───── Records ─────

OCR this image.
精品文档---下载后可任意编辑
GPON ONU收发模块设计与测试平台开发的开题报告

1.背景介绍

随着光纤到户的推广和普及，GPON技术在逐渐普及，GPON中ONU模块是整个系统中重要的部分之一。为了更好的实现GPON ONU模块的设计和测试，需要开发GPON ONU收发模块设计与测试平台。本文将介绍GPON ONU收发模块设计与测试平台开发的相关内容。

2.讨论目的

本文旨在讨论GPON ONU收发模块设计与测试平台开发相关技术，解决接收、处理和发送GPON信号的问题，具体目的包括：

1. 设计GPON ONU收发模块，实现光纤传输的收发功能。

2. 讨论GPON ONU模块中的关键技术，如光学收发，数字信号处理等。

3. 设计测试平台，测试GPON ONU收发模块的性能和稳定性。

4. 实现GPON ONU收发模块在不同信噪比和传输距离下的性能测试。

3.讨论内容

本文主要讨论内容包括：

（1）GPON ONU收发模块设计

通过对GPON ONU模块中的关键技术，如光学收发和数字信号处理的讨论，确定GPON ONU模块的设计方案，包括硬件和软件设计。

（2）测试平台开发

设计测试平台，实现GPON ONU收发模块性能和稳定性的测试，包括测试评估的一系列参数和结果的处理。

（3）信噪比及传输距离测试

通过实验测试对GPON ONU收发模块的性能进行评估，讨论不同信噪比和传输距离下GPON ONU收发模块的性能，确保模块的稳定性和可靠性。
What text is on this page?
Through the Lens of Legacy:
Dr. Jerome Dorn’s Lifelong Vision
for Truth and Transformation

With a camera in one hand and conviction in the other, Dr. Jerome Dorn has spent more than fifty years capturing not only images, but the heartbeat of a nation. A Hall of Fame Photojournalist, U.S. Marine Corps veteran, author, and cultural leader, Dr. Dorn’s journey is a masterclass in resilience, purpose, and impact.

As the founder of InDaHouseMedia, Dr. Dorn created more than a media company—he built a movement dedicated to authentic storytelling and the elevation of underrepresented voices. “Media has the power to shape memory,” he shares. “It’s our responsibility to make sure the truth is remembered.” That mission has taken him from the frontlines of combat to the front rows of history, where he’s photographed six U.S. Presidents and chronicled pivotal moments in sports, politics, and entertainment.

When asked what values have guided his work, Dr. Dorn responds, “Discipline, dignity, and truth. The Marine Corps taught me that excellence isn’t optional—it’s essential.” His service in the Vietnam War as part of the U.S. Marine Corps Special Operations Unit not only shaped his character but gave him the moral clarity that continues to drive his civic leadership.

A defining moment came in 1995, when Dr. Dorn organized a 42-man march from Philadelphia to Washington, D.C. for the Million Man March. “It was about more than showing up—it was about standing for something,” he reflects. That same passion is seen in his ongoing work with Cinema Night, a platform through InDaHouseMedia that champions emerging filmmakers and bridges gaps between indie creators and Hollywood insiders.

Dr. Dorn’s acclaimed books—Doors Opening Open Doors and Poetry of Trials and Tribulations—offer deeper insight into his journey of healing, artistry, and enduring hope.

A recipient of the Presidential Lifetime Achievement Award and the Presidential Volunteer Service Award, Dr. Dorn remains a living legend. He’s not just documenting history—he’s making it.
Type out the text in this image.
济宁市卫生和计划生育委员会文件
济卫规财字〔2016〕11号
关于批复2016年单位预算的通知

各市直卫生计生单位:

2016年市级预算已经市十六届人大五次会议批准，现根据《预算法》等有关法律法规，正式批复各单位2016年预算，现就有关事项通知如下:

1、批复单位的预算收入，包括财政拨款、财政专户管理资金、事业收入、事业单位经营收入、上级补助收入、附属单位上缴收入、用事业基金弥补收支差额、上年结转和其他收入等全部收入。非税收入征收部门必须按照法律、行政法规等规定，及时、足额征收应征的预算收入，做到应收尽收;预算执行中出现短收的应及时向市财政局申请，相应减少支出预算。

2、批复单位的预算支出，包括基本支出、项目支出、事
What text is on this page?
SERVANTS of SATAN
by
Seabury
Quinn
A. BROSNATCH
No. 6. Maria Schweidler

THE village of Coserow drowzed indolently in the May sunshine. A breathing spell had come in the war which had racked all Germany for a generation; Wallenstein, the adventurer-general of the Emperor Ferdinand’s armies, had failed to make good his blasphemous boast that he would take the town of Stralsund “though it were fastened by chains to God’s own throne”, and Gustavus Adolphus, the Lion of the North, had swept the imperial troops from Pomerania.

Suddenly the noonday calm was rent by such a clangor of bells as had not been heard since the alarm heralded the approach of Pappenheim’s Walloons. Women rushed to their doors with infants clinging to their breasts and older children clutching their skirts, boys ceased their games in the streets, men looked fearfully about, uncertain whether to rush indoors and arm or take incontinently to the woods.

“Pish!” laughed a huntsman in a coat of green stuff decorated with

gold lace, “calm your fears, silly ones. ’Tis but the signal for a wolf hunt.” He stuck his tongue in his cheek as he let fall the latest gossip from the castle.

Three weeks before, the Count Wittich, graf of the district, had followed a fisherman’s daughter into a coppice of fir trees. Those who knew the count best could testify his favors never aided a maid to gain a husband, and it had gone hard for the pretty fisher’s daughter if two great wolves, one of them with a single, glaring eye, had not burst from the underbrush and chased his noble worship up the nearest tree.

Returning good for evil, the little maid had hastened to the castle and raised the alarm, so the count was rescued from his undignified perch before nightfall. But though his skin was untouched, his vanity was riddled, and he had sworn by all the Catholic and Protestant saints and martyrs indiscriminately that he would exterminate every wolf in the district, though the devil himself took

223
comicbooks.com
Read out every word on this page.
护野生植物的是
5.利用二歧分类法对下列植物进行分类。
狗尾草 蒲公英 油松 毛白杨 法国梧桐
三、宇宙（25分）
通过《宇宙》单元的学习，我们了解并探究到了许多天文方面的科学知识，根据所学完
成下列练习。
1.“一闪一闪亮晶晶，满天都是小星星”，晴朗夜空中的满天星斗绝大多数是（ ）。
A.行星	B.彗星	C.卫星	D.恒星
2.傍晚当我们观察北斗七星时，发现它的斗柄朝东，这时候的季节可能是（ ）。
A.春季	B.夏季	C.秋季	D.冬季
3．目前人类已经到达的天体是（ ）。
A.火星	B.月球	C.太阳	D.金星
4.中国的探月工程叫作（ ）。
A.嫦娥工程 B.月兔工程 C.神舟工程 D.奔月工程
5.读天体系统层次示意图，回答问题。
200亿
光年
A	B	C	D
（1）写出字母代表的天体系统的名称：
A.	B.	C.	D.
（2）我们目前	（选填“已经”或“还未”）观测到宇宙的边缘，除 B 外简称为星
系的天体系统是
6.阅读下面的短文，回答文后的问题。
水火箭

─────

Stated task – Write out every line of the material again, exactly as it reads.

Response to the exercise –
OCR this image.
精品文档---下载后可任意编辑
GPON ONU收发模块设计与测试平台开发的开题报告

1.背景介绍

随着光纤到户的推广和普及，GPON技术在逐渐普及，GPON中ONU模块是整个系统中重要的部分之一。为了更好的实现GPON ONU模块的设计和测试，需要开发GPON ONU收发模块设计与测试平台。本文将介绍GPON ONU收发模块设计与测试平台开发的相关内容。

2.讨论目的

本文旨在讨论GPON ONU收发模块设计与测试平台开发相关技术，解决接收、处理和发送GPON信号的问题，具体目的包括：

1. 设计GPON ONU收发模块，实现光纤传输的收发功能。

2. 讨论GPON ONU模块中的关键技术，如光学收发，数字信号处理等。

3. 设计测试平台，测试GPON ONU收发模块的性能和稳定性。

4. 实现GPON ONU收发模块在不同信噪比和传输距离下的性能测试。

3.讨论内容

本文主要讨论内容包括：

（1）GPON ONU收发模块设计

通过对GPON ONU模块中的关键技术，如光学收发和数字信号处理的讨论，确定GPON ONU模块的设计方案，包括硬件和软件设计。

（2）测试平台开发

设计测试平台，实现GPON ONU收发模块性能和稳定性的测试，包括测试评估的一系列参数和结果的处理。

（3）信噪比及传输距离测试

通过实验测试对GPON ONU收发模块的性能进行评估，讨论不同信噪比和传输距离下GPON ONU收发模块的性能，确保模块的稳定性和可靠性。
What text is on this page?
Through the Lens of Legacy:
Dr. Jerome Dorn’s Lifelong Vision
for Truth and Transformation

With a camera in one hand and conviction in the other, Dr. Jerome Dorn has spent more than fifty years capturing not only images, but the heartbeat of a nation. A Hall of Fame Photojournalist, U.S. Marine Corps veteran, author, and cultural leader, Dr. Dorn’s journey is a masterclass in resilience, purpose, and impact.

As the founder of InDaHouseMedia, Dr. Dorn created more than a media company—he built a movement dedicated to authentic storytelling and the elevation of underrepresented voices. “Media has the power to shape memory,” he shares. “It’s our responsibility to make sure the truth is remembered.” That mission has taken him from the frontlines of combat to the front rows of history, where he’s photographed six U.S. Presidents and chronicled pivotal moments in sports, politics, and entertainment.

When asked what values have guided his work, Dr. Dorn responds, “Discipline, dignity, and truth. The Marine Corps taught me that excellence isn’t optional—it’s essential.” His service in the Vietnam War as part of the U.S. Marine Corps Special Operations Unit not only shaped his character but gave him the moral clarity that continues to drive his civic leadership.

A defining moment came in 1995, when Dr. Dorn organized a 42-man march from Philadelphia to Washington, D.C. for the Million Man March. “It was about more than showing up—it was about standing for something,” he reflects. That same passion is seen in his ongoing work with Cinema Night, a platform through InDaHouseMedia that champions emerging filmmakers and bridges gaps between indie creators and Hollywood insiders.

Dr. Dorn’s acclaimed books—Doors Opening Open Doors and Poetry of Trials and Tribulations—offer deeper insight into his journey of healing, artistry, and enduring hope.

A recipient of the Presidential Lifetime Achievement Award and the Presidential Volunteer Service Award, Dr. Dorn remains a living legend. He’s not just documenting history—he’s making it.
Type out the text in this image.
济宁市卫生和计划生育委员会文件
济卫规财字〔2016〕11号
关于批复2016年单位预算的通知

各市直卫生计生单位:

2016年市级预算已经市十六届人大五次会议批准，现根据《预算法》等有关法律法规，正式批复各单位2016年预算，现就有关事项通知如下:

1、批复单位的预算收入，包括财政拨款、财政专户管理资金、事业收入、事业单位经营收入、上级补助收入、附属单位上缴收入、用事业基金弥补收支差额、上年结转和其他收入等全部收入。非税收入征收部门必须按照法律、行政法规等规定，及时、足额征收应征的预算收入，做到应收尽收;预算执行中出现短收的应及时向市财政局申请，相应减少支出预算。

2、批复单位的预算支出，包括基本支出、项目支出、事
What text is on this page?
SERVANTS of SATAN
by
Seabury
Quinn
A. BROSNATCH
No. 6. Maria Schweidler

THE village of Coserow drowzed indolently in the May sunshine. A breathing spell had come in the war which had racked all Germany for a generation; Wallenstein, the adventurer-general of the Emperor Ferdinand’s armies, had failed to make good his blasphemous boast that he would take the town of Stralsund “though it were fastened by chains to God’s own throne”, and Gustavus Adolphus, the Lion of the North, had swept the imperial troops from Pomerania.

Suddenly the noonday calm was rent by such a clangor of bells as had not been heard since the alarm heralded the approach of Pappenheim’s Walloons. Women rushed to their doors with infants clinging to their breasts and older children clutching their skirts, boys ceased their games in the streets, men looked fearfully about, uncertain whether to rush indoors and arm or take incontinently to the woods.

“Pish!” laughed a huntsman in a coat of green stuff decorated with

gold lace, “calm your fears, silly ones. ’Tis but the signal for a wolf hunt.” He stuck his tongue in his cheek as he let fall the latest gossip from the castle.

Three weeks before, the Count Wittich, graf of the district, had followed a fisherman’s daughter into a coppice of fir trees. Those who knew the count best could testify his favors never aided a maid to gain a husband, and it had gone hard for the pretty fisher’s daughter if two great wolves, one of them with a single, glaring eye, had not burst from the underbrush and chased his noble worship up the nearest tree.

Returning good for evil, the little maid had hastened to the castle and raised the alarm, so the count was rescued from his undignified perch before nightfall. But though his skin was untouched, his vanity was riddled, and he had sworn by all the Catholic and Protestant saints and martyrs indiscriminately that he would exterminate every wolf in the district, though the devil himself took

223
comicbooks.com
Read out every word on this page.
护野生植物的是
5.利用二歧分类法对下列植物进行分类。
狗尾草 蒲公英 油松 毛白杨 法国梧桐
三、宇宙（25分）
通过《宇宙》单元的学习，我们了解并探究到了许多天文方面的科学知识，根据所学完
成下列练习。
1.“一闪一闪亮晶晶，满天都是小星星”，晴朗夜空中的满天星斗绝大多数是（ ）。
A.行星	B.彗星	C.卫星	D.恒星
2.傍晚当我们观察北斗七星时，发现它的斗柄朝东，这时候的季节可能是（ ）。
A.春季	B.夏季	C.秋季	D.冬季
3．目前人类已经到达的天体是（ ）。
A.火星	B.月球	C.太阳	D.金星
4.中国的探月工程叫作（ ）。
A.嫦娥工程 B.月兔工程 C.神舟工程 D.奔月工程
5.读天体系统层次示意图，回答问题。
200亿
光年
A	B	C	D
（1）写出字母代表的天体系统的名称：
A.	B.	C.	D.
（2）我们目前	（选填“已经”或“还未”）观测到宇宙的边缘，除 B 外简称为星
系的天体系统是
6.阅读下面的短文，回答文后的问题。
水火箭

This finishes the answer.